→ **任务目标**: 下面关于二叉树遍历的文档节选中,中序遍历得到的序列是什么?

→ **文档节选**:
• • • • •

二叉树:
前序: 1-2-4-8-5-9-3-6-10-7 根左右
中序: 8-4-2-5-9-1-6-10-3-7 左根右
后序列: 8-4-9-5-2-10-6-7-3-1 左右根
递归实现
#include <iostream>
#include <stack>
#include <list>
#include <vector>
using namespace std;
struct TreeNode {
int val;
TreeNode *left;
TreeNode *right;
TreeNode(int x) : val(x), left(NULL), right(NULL) {}
};
TreeNode *inorder(TreeNode* root,vector<int>& res)
{
if(root!=NULL)
{
res.push_back(root->val);
inorder(root->left,res);
inorder(root->right,res);
}
else
return NULL;
return root;
}
int main()
{
TreeNode *root=&TreeNode(1);
root->left=&TreeNode(2);
root->right=&TreeNode(3);
root->left->left=&TreeNode(4);
root->left->right=&TreeNode(5);
root->right->left=&TreeNode(6);
root->right->right=&TreeNode(7);
root->left->left->left=&TreeNode(8);
root->left->right->right=&TreeNode(9);
root->right->left->right=&TreeNode(10);
vector<int> myvec;
TreeNode *outp=inorder(root,myvec);
cout<<myvec[0];
for(int i=1;i<myvec.size();i++)
cout<<" "<<myvec[i];
cout<<endl;
return 0;
}更改18.19.20三行的顺序,即可得到前中后序
非递归实现
前序
主要思路:
利用堆栈模拟路线,数组存储前序结果。步骤如下:
while(指针不为空||堆栈不为空)
- 判断当前指针是否为空
- 如果不为空,将数据放入堆栈s,同时将值放入数组,将指针指向左儿子
- 如果为空,指针指向栈顶元素的右儿子,同时出栈
#include <iostream>
#include <stack>
#include <list>
#include <vector>
using namespace std;
struct TreeNode {
int val;
TreeNode *left;
TreeNode *right;
TreeNode(int x) : val(x), left(NULL), right(NULL) {}
};
vector<int> preorderTraversal(TreeNode* root) {
vector<int> myvec;
stack<TreeNode*> s;
TreeNode* tmp=root;
while (tmp||!s.empty())
{
if (tmp){
s.push(tmp);
myvec.push_back(tmp->val);
tmp=tmp->left;
} else{
tmp=s.top()->right;
s.pop();
}
}
return myvec;
}
int main()
{
TreeNode *root=&TreeNode(1);
root->left=&TreeNode(2);
root->right=&TreeNode(3);
root->left->left=&TreeNode(4);
root->left->right=&TreeNode(5);
root->right->left=&TreeNode(6);
root->right->right=&TreeNode(7);
root->left->left->left=&TreeNode(8);
root->left->right->right=&TreeNode(9);
root->right->left->right=&TreeNode(10);
vector<int> myvec;
myvec=preorderTraversal(root);
cout<<myvec[0];
for(int i=1;i<myvec.size();i++)

• • • • •

→ **数据列表**:
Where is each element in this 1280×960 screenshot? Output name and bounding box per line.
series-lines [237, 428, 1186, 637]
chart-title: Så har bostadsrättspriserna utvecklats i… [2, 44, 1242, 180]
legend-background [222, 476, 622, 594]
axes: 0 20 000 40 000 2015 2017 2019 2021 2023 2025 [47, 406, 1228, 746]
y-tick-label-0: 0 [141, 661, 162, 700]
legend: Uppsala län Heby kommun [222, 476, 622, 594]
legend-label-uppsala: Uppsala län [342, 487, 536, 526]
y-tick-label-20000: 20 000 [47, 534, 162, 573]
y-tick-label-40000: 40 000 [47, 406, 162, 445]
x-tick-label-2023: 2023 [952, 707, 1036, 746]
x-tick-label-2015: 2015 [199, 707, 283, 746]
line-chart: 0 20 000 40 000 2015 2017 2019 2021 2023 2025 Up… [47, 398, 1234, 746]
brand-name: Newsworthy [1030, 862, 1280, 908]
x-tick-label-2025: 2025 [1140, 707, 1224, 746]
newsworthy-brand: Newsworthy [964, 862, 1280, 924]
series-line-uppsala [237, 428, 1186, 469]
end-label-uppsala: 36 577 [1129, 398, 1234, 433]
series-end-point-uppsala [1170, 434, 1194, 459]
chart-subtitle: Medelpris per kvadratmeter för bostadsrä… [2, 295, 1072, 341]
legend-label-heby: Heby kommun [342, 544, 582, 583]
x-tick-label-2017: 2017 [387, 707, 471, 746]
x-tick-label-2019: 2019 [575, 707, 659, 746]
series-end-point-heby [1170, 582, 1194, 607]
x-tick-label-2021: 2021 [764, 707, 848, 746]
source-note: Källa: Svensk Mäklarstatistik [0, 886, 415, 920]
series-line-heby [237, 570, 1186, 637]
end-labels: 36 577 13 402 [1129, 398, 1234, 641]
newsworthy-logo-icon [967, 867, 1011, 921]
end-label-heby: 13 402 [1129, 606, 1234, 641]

• • • • •

→ **本题回答**: 8-4-2-5-9-1-6-10-3-7